[BEGIN]

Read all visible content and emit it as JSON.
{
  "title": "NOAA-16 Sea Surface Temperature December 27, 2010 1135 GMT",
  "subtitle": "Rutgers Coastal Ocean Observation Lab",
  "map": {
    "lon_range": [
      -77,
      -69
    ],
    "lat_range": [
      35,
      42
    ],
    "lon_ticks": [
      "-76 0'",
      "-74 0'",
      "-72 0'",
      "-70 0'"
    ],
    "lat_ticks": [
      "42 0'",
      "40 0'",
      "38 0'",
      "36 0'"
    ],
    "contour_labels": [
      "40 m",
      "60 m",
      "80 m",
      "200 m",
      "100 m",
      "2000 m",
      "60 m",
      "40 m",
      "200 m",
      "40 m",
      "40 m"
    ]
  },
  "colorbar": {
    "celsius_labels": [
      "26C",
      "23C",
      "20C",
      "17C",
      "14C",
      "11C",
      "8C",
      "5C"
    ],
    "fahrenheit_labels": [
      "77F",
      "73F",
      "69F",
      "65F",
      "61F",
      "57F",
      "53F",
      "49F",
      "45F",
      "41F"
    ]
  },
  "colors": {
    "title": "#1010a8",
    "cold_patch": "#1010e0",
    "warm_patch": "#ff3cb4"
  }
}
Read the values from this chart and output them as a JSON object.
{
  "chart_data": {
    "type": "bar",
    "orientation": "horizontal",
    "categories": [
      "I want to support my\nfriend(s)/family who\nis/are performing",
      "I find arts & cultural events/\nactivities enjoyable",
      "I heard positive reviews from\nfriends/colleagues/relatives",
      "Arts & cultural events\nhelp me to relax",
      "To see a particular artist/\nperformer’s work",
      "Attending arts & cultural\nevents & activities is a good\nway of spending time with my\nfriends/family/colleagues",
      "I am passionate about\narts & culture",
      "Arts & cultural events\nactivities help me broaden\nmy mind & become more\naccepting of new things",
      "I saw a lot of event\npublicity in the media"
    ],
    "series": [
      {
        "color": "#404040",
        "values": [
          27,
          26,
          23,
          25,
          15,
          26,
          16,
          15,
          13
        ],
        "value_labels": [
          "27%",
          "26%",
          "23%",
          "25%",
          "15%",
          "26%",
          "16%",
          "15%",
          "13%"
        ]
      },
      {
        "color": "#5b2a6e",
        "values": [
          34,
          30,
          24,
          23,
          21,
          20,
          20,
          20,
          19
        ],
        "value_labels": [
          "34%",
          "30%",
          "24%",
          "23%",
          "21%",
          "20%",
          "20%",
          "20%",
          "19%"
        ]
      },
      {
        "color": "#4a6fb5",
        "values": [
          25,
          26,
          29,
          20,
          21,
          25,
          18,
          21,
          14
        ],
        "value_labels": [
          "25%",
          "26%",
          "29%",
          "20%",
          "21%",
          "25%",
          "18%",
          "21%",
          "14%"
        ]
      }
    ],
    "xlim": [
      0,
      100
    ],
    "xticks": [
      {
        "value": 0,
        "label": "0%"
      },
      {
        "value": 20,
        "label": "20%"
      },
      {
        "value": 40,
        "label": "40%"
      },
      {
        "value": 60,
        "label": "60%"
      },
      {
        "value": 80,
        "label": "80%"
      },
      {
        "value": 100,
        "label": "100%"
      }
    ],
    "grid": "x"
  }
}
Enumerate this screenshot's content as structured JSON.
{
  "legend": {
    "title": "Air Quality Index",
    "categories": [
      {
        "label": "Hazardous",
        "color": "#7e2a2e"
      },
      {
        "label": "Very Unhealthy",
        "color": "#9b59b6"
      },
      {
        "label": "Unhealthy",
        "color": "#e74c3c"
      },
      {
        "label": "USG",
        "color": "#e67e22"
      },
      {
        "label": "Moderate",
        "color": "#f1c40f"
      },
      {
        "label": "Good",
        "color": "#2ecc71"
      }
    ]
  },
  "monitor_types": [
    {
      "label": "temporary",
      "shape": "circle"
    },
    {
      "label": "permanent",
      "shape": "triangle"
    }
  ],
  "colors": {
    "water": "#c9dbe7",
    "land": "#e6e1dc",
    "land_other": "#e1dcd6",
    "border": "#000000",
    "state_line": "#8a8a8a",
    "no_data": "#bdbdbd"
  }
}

[END]

Stated task
Give the count of lines that hold the word "Read", with nothing added.

Written answer
2